* [Request]: Print the entries verbatim, leaving out the images they contain.

* [Extracted records]:
::::
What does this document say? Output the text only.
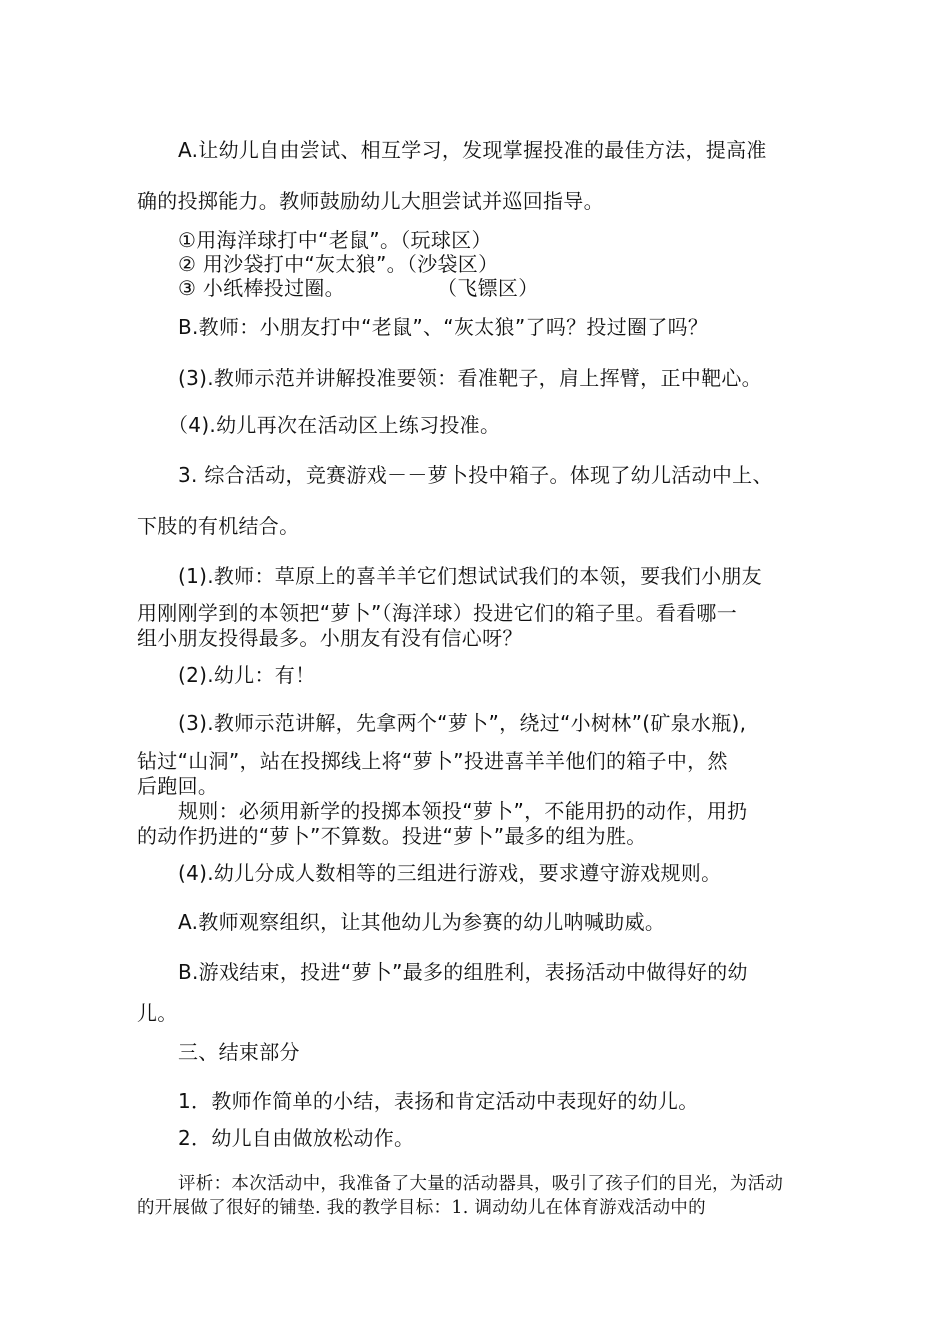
A.让幼儿自由尝试、相互学习，发现掌握投准的最佳方法，提高准
确的投掷能力。教师鼓励幼儿大胆尝试并巡回指导。
①用海洋球打中“老鼠”。（玩球区）
② 用沙袋打中“灰太狼”。（沙袋区）
③ 小纸棒投过圈。	（飞镖区）
B.教师：小朋友打中“老鼠”、“灰太狼”了吗？投过圈了吗？
(3).教师示范并讲解投准要领：看准靶子，肩上挥臂，正中靶心。
（4).幼儿再次在活动区上练习投准。
3. 综合活动，竞赛游戏－－萝卜投中箱子。体现了幼儿活动中上、
下肢的有机结合。
(1).教师：草原上的喜羊羊它们想试试我们的本领，要我们小朋友
用刚刚学到的本领把“萝卜”（海洋球）投进它们的箱子里。看看哪一
组小朋友投得最多。小朋友有没有信心呀？
(2).幼儿：有！
(3).教师示范讲解，先拿两个“萝卜”，绕过“小树林”(矿泉水瓶),
钻过“山洞”，站在投掷线上将“萝卜”投进喜羊羊他们的箱子中，然
后跑回。
规则：必须用新学的投掷本领投“萝卜”，不能用扔的动作，用扔
的动作扔进的“萝卜”不算数。投进“萝卜”最多的组为胜。
(4).幼儿分成人数相等的三组进行游戏，要求遵守游戏规则。
A.教师观察组织，让其他幼儿为参赛的幼儿呐喊助威。
B.游戏结束，投进“萝卜”最多的组胜利，表扬活动中做得好的幼
儿。
三、结束部分
1．教师作简单的小结，表扬和肯定活动中表现好的幼儿。
2．幼儿自由做放松动作。
评析：本次活动中，我准备了大量的活动器具，吸引了孩子们的目光，为活动
的开展做了很好的铺垫. 我的教学目标：1. 调动幼儿在体育游戏活动中的
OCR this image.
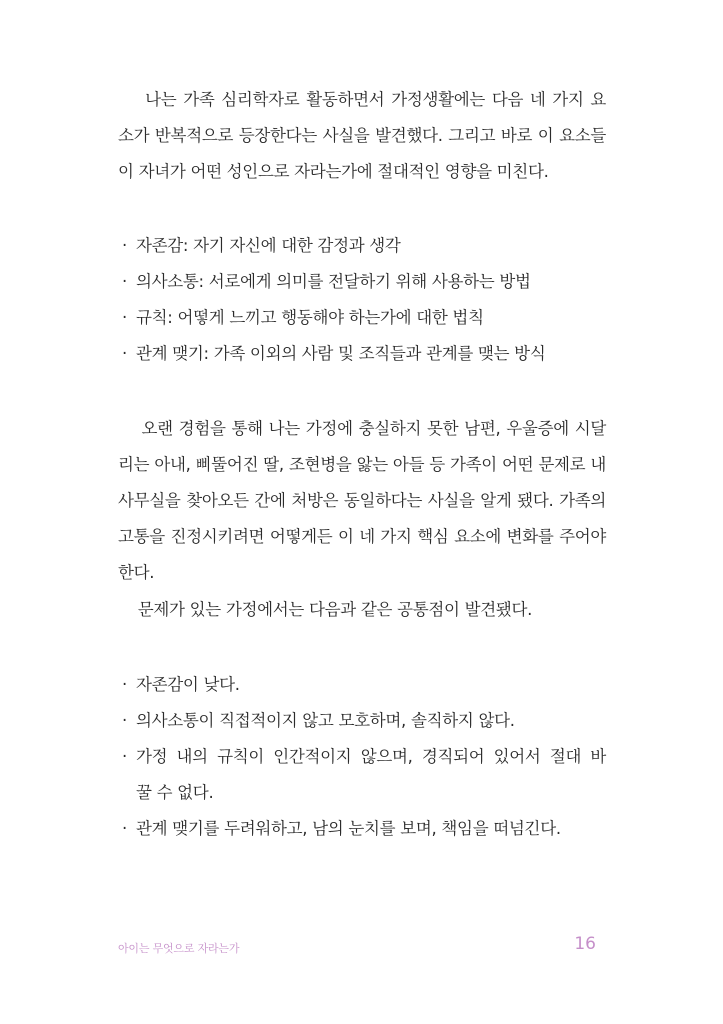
나는 가족 심리학자로 활동하면서 가정생활에는 다음 네 가지 요
소가 반복적으로 등장한다는 사실을 발견했다. 그리고 바로 이 요소들
이 자녀가 어떤 성인으로 자라는가에 절대적인 영향을 미친다.
· 자존감: 자기 자신에 대한 감정과 생각
· 의사소통: 서로에게 의미를 전달하기 위해 사용하는 방법
· 규칙: 어떻게 느끼고 행동해야 하는가에 대한 법칙
· 관계 맺기: 가족 이외의 사람 및 조직들과 관계를 맺는 방식
오랜 경험을 통해 나는 가정에 충실하지 못한 남편, 우울증에 시달
리는 아내, 삐뚤어진 딸, 조현병을 앓는 아들 등 가족이 어떤 문제로 내
사무실을 찾아오든 간에 처방은 동일하다는 사실을 알게 됐다. 가족의
고통을 진정시키려면 어떻게든 이 네 가지 핵심 요소에 변화를 주어야
한다.
문제가 있는 가정에서는 다음과 같은 공통점이 발견됐다.
· 자존감이 낮다.
· 의사소통이 직접적이지 않고 모호하며, 솔직하지 않다.
· 가정 내의 규칙이 인간적이지 않으며, 경직되어 있어서 절대 바
꿀 수 없다.
· 관계 맺기를 두려워하고, 남의 눈치를 보며, 책임을 떠넘긴다.
아이는 무엇으로 자라는가	16
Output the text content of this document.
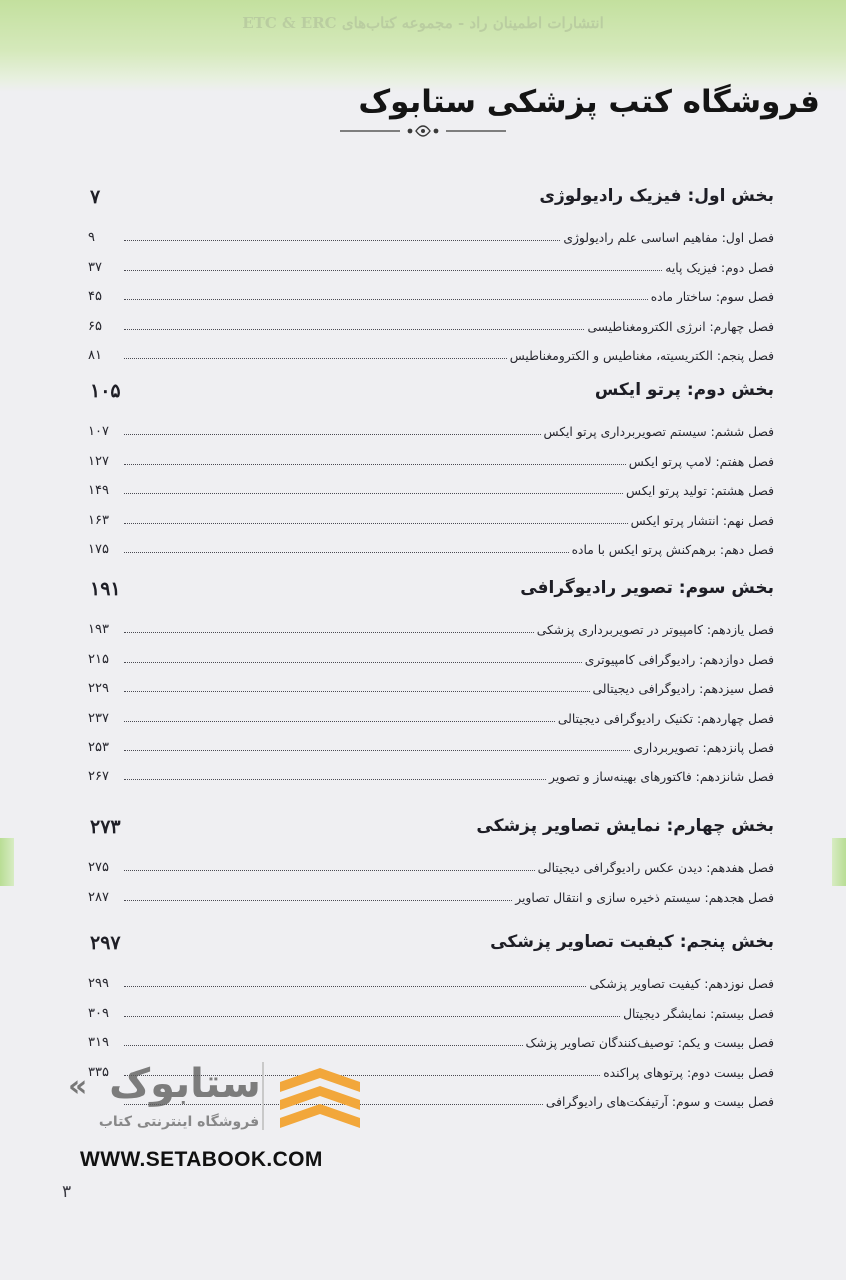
انتشارات اطمینان راد - مجموعه کتاب‌های ETC & ERC
فروشگاه کتب پزشکی ستابوک
بخش اول: فیزیک رادیولوژی
۷
فصل اول: مفاهیم اساسی علم رادیولوژی
۹
فصل دوم: فیزیک پایه
۳۷
فصل سوم: ساختار ماده
۴۵
فصل چهارم: انرژی الکترومغناطیسی
۶۵
فصل پنجم: الکتریسیته، مغناطیس و الکترومغناطیس
۸۱
بخش دوم: پرتو ایکس
۱۰۵
فصل ششم: سیستم تصویربرداری پرتو ایکس
۱۰۷
فصل هفتم: لامپ پرتو ایکس
۱۲۷
فصل هشتم: تولید پرتو ایکس
۱۴۹
فصل نهم: انتشار پرتو ایکس
۱۶۳
فصل دهم: برهم‌کنش پرتو ایکس با ماده
۱۷۵
بخش سوم: تصویر رادیوگرافی
۱۹۱
فصل یازدهم: کامپیوتر در تصویربرداری پزشکی
۱۹۳
فصل دوازدهم: رادیوگرافی کامپیوتری
۲۱۵
فصل سیزدهم: رادیوگرافی دیجیتالی
۲۲۹
فصل چهاردهم: تکنیک رادیوگرافی دیجیتالی
۲۳۷
فصل پانزدهم: تصویربرداری
۲۵۳
فصل شانزدهم: فاکتورهای بهینه‌ساز و تصویر
۲۶۷
بخش چهارم: نمایش تصاویر پزشکی
۲۷۳
فصل هفدهم: دیدن عکس رادیوگرافی دیجیتالی
۲۷۵
فصل هجدهم: سیستم ذخیره سازی و انتقال تصاویر
۲۸۷
بخش پنجم: کیفیت تصاویر پزشکی
۲۹۷
فصل نوزدهم: کیفیت تصاویر پزشکی
۲۹۹
فصل بیستم: نمایشگر دیجیتال
۳۰۹
فصل بیست و یکم: توصیف‌کنندگان تصاویر پزشک
۳۱۹
فصل بیست دوم: پرتوهای پراکنده
۳۳۵
فصل بیست و سوم: آرتیفکت‌های رادیوگرافی
« ستابوک
فروشگاه اینترنتی کتاب
WWW.SETABOOK.COM
۳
::::
* [Task answer]:
What does this document say? Output the text only.
A.让幼儿自由尝试、相互学习，发现掌握投准的最佳方法，提高准
确的投掷能力。教师鼓励幼儿大胆尝试并巡回指导。
①用海洋球打中“老鼠”。（玩球区）
② 用沙袋打中“灰太狼”。（沙袋区）
③ 小纸棒投过圈。	（飞镖区）
B.教师：小朋友打中“老鼠”、“灰太狼”了吗？投过圈了吗？
(3).教师示范并讲解投准要领：看准靶子，肩上挥臂，正中靶心。
（4).幼儿再次在活动区上练习投准。
3. 综合活动，竞赛游戏－－萝卜投中箱子。体现了幼儿活动中上、
下肢的有机结合。
(1).教师：草原上的喜羊羊它们想试试我们的本领，要我们小朋友
用刚刚学到的本领把“萝卜”（海洋球）投进它们的箱子里。看看哪一
组小朋友投得最多。小朋友有没有信心呀？
(2).幼儿：有！
(3).教师示范讲解，先拿两个“萝卜”，绕过“小树林”(矿泉水瓶),
钻过“山洞”，站在投掷线上将“萝卜”投进喜羊羊他们的箱子中，然
后跑回。
规则：必须用新学的投掷本领投“萝卜”，不能用扔的动作，用扔
的动作扔进的“萝卜”不算数。投进“萝卜”最多的组为胜。
(4).幼儿分成人数相等的三组进行游戏，要求遵守游戏规则。
A.教师观察组织，让其他幼儿为参赛的幼儿呐喊助威。
B.游戏结束，投进“萝卜”最多的组胜利，表扬活动中做得好的幼
儿。
三、结束部分
1．教师作简单的小结，表扬和肯定活动中表现好的幼儿。
2．幼儿自由做放松动作。
评析：本次活动中，我准备了大量的活动器具，吸引了孩子们的目光，为活动
的开展做了很好的铺垫. 我的教学目标：1. 调动幼儿在体育游戏活动中的
OCR this image.
나는 가족 심리학자로 활동하면서 가정생활에는 다음 네 가지 요
소가 반복적으로 등장한다는 사실을 발견했다. 그리고 바로 이 요소들
이 자녀가 어떤 성인으로 자라는가에 절대적인 영향을 미친다.
· 자존감: 자기 자신에 대한 감정과 생각
· 의사소통: 서로에게 의미를 전달하기 위해 사용하는 방법
· 규칙: 어떻게 느끼고 행동해야 하는가에 대한 법칙
· 관계 맺기: 가족 이외의 사람 및 조직들과 관계를 맺는 방식
오랜 경험을 통해 나는 가정에 충실하지 못한 남편, 우울증에 시달
리는 아내, 삐뚤어진 딸, 조현병을 앓는 아들 등 가족이 어떤 문제로 내
사무실을 찾아오든 간에 처방은 동일하다는 사실을 알게 됐다. 가족의
고통을 진정시키려면 어떻게든 이 네 가지 핵심 요소에 변화를 주어야
한다.
문제가 있는 가정에서는 다음과 같은 공통점이 발견됐다.
· 자존감이 낮다.
· 의사소통이 직접적이지 않고 모호하며, 솔직하지 않다.
· 가정 내의 규칙이 인간적이지 않으며, 경직되어 있어서 절대 바
꿀 수 없다.
· 관계 맺기를 두려워하고, 남의 눈치를 보며, 책임을 떠넘긴다.
아이는 무엇으로 자라는가	16
Output the text content of this document.
انتشارات اطمینان راد - مجموعه کتاب‌های ETC & ERC
فروشگاه کتب پزشکی ستابوک
بخش اول: فیزیک رادیولوژی
۷
فصل اول: مفاهیم اساسی علم رادیولوژی
۹
فصل دوم: فیزیک پایه
۳۷
فصل سوم: ساختار ماده
۴۵
فصل چهارم: انرژی الکترومغناطیسی
۶۵
فصل پنجم: الکتریسیته، مغناطیس و الکترومغناطیس
۸۱
بخش دوم: پرتو ایکس
۱۰۵
فصل ششم: سیستم تصویربرداری پرتو ایکس
۱۰۷
فصل هفتم: لامپ پرتو ایکس
۱۲۷
فصل هشتم: تولید پرتو ایکس
۱۴۹
فصل نهم: انتشار پرتو ایکس
۱۶۳
فصل دهم: برهم‌کنش پرتو ایکس با ماده
۱۷۵
بخش سوم: تصویر رادیوگرافی
۱۹۱
فصل یازدهم: کامپیوتر در تصویربرداری پزشکی
۱۹۳
فصل دوازدهم: رادیوگرافی کامپیوتری
۲۱۵
فصل سیزدهم: رادیوگرافی دیجیتالی
۲۲۹
فصل چهاردهم: تکنیک رادیوگرافی دیجیتالی
۲۳۷
فصل پانزدهم: تصویربرداری
۲۵۳
فصل شانزدهم: فاکتورهای بهینه‌ساز و تصویر
۲۶۷
بخش چهارم: نمایش تصاویر پزشکی
۲۷۳
فصل هفدهم: دیدن عکس رادیوگرافی دیجیتالی
۲۷۵
فصل هجدهم: سیستم ذخیره سازی و انتقال تصاویر
۲۸۷
بخش پنجم: کیفیت تصاویر پزشکی
۲۹۷
فصل نوزدهم: کیفیت تصاویر پزشکی
۲۹۹
فصل بیستم: نمایشگر دیجیتال
۳۰۹
فصل بیست و یکم: توصیف‌کنندگان تصاویر پزشک
۳۱۹
فصل بیست دوم: پرتوهای پراکنده
۳۳۵
فصل بیست و سوم: آرتیفکت‌های رادیوگرافی
« ستابوک
فروشگاه اینترنتی کتاب
WWW.SETABOOK.COM
۳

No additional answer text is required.